*Exercícios propostos*
**a.** Retorne, sem alterações, o trecho do texto sobre Hitler e o Brasil que vai de "O brasil moderno" até "dinheiro sofrido deles.", inclusive.
**b.** Segundo o texto sobre Hitler e o Brasil, em que ano os portugueses invadiram as terras brasileiras?
**c.** Escreva a continuação do texto sobre Hitler e o Brasil a partir da última frase apresentada.

#### Trecho selecionado ####

Hitler criou vilões para poder atacar, sejam imigrantes, judeus, comunistas, negros, ciganos. Ele precisava de alvos, pois ao apontar culpados pela decadência da Alemanha se vendeu como a única solução.

Porém, tinha uma coisa nas minhas pesquisas que me deixava tranquilo, 1939 estava distante. A história mostrou como o fascismo e o autoritarismo estavam errados. Nada disso poderiam acontecer novamente, já que não somos burros.

Chegou 2018 e me enganei.

Vou começar uma Guerra

Hitler não subiu em cima de um palanque, de um dia para o outro e gritou: “Vou começar uma guerra”. Não, ele foi aos poucos. Pois, falava o que a nação alemã queria ouvir e, por meio da ideologia autoritária e nazista, fez a massa seguir o seu ideal de soberania.

A Alemanha estava machucada, quebrada. Hitler era o “remédio amargo” necessário para curar a Alemanha.

O brasil moderno também está machucado. E acredito eu que o brasil nunca esteve saudável. Porque desde o momento em que os portugueses invadiram as terras brasileiras em 1500, a nossa nação se ergueu no meio de jeitinhos e corrupções. No meio do assédio e do preconceito. No meio das chicotadas e das balas.

Um povo majoritariamente pobre, que se esforça demais para colocar o pão de cada dia na mesa, se sente invadido quando vê governantes tirar o dinheiro sofrido deles.

E todo governante que pisa nessa terra tira nossas riquezas. Seja os portugueses em caravelas ou os brasileiros em ternos e gravatas.

Nossa nação foi se machucando historicamente, sem descanso. E então, com o povo cansado e quebrado surgiu nosso próprio Adolf Hitler com ideias de soberania, abraçando o fascismo e flertando com os acontecimentos de 1939 na Europa.

“Ele é o ‘remédio ruim’ que o provo brasileiro precisa para se reerguer”. Foi isso que eu ouvi de um amigo dias antes das eleições.

A gente sabe o que acontece com remédios ruins em uma nação.

Quadrinhos e política

Se você chegou até este ponto do texto pode estar ou extremamente nervoso ou concordando com meu ponto de vista, mas, independentemente do pensamento, você pode estar se perguntando: “E o que isso tem a ver com a HQ?”

A grande questão é que quadrinhos é política. Livros, filmes, quadros, teatro e música também são. Sempre foram. Pois, a arte é reflexo de nossa sociedade, e os movimentos artísticos só são criados por causa do nosso meio social. Você pode não perceber e nem identificar, mas toda obra fala de sociedade e política, seja explicitamente ou não. De Naruto à Batman: O Cavaleiro das Trevas. De Cavaleiros do Zodíaco à Watchmen.

#### Informações fornecidas ####

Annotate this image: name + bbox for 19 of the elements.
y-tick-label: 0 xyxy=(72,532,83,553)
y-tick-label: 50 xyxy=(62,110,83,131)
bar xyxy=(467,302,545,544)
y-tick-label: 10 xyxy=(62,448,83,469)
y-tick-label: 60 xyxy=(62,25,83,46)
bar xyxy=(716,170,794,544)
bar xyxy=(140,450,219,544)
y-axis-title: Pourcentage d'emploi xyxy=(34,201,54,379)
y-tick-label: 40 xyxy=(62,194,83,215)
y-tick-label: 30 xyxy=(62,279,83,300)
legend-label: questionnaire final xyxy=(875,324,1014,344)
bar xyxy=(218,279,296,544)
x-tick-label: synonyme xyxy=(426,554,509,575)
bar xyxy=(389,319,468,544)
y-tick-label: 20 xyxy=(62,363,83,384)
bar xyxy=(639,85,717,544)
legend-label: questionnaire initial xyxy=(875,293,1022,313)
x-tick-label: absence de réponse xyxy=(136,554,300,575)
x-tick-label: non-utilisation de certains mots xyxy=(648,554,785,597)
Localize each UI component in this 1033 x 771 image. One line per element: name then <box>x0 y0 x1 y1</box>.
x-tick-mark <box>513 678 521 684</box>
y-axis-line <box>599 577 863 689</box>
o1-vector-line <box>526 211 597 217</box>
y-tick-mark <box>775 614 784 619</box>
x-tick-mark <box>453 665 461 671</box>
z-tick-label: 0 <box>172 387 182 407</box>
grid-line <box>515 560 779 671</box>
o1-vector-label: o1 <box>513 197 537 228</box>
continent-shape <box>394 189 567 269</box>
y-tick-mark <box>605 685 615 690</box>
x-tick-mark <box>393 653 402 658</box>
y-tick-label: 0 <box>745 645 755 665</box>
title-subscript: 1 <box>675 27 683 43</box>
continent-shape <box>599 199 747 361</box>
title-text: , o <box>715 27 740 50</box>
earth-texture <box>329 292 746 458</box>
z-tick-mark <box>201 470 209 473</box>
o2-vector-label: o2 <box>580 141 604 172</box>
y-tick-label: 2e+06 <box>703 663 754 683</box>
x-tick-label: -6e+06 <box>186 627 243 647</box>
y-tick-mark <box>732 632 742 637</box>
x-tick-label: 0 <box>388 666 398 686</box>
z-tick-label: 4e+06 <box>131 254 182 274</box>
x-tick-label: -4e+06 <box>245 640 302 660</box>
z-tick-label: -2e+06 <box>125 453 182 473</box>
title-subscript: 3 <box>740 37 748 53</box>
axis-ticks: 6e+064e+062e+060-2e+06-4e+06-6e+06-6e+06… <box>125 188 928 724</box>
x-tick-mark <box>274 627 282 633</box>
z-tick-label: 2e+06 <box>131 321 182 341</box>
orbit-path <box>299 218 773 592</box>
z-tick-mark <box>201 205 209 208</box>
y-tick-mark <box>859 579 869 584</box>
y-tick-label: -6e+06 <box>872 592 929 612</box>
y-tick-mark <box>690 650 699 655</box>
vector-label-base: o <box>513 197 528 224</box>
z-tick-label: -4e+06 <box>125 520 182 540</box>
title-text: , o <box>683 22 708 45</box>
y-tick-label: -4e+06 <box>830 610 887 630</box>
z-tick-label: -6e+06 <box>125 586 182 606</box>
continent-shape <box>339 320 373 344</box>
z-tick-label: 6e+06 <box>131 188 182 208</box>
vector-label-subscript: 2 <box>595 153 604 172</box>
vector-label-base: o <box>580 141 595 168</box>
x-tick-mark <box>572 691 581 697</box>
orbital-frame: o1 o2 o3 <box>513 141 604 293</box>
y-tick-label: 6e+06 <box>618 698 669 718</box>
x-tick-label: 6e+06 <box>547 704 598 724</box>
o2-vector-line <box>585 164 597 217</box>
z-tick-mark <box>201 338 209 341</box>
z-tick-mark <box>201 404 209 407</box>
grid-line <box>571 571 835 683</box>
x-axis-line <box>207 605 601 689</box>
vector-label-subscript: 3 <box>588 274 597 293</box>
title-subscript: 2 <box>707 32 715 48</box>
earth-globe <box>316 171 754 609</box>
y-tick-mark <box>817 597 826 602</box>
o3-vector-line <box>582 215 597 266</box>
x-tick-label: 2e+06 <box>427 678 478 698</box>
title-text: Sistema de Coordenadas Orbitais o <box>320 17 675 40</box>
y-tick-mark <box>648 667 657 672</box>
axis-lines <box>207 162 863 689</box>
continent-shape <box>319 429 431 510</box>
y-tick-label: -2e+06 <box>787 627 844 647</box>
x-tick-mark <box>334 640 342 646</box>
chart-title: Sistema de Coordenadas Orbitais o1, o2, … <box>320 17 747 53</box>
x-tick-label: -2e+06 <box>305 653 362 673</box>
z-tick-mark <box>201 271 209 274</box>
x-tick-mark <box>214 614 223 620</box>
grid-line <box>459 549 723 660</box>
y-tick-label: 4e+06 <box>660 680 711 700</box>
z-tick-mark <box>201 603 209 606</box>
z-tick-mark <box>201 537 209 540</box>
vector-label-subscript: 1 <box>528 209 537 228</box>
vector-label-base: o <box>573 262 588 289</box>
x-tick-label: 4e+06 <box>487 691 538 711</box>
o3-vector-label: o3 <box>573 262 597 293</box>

####

*Respostas por tarefa*
**a.**
O brasil moderno também está machucado. E acredito eu que o brasil nunca esteve saudável. Porque desde o momento em que os portugueses invadiram as terras brasileiras em 1500, a nossa nação se ergueu no meio de jeitinhos e corrupções. No meio do assédio e do preconceito. No meio das chicotadas e das balas.

Um povo majoritariamente pobre, que se esforça demais para colocar o pão de cada dia na mesa, se sente invadido quando vê governantes tirar o dinheiro sofrido deles.

**b.** Em 1500.

**c.**
Arquivos Secretos da Segunda Guerra Mundial também é política, e não só porque o tema é guerra, mas porque ela está inserida em um contexto do brasil de 2020. Contexto esse em que há uma polarização social e paralelos muito claros sobre os regimes fascistas no discurso de governantes atuais do brasil.

Pessoas podem não concordar, pessoas podem não acreditar ou até mesmo não querer ver. Mas a Terra não deixa de ser redonda só porque muitos acreditam que ela é plana.

Aprender para não repetir

É exatamente esse paralelo da guerra na Europa no início da década de 1940 com o brasil de hoje que Arquivos Secretos da Segunda Guerra Mundial consegue explorar em suas histórias.

Antologias são muito difíceis de se fazer. Pois, é complicado juntar roteiristas e desenhistas tão diferentes e fazer com que eles criem histórias homogêneas. Mas a unicidade do discurso está lá, em cada página.

E não importa se a história se passa no futuro, ou no passado. No brasil ou na Alemanha. Se é baseada em história real ou ficção. Ou se o ponto de vista da narrativa é na perspectiva do Eixo ou dos Aliados. O sentimento de desastre iminente é sentido nas batidas do nosso coração em cada página virada.

Arquivos Secretos não apresenta apenas histórias ambientadas numa Guerra que passou, mas é quase um aviso do que pode acontecer. Igual ou diferente, em uma amplitude global ou nacional, mas pode acontecer. E isso é assustador. É um pedido de socorro.

Arquivos Secretos é quase uma súplica para trazer o leitor para a realidade. Como Icles Rodrigues, mestre em história disse no prefácio do álbum: “Aprender e lembrar para que possamos evitar repetir”.

É a HQ que precisava ser feita neste 2020.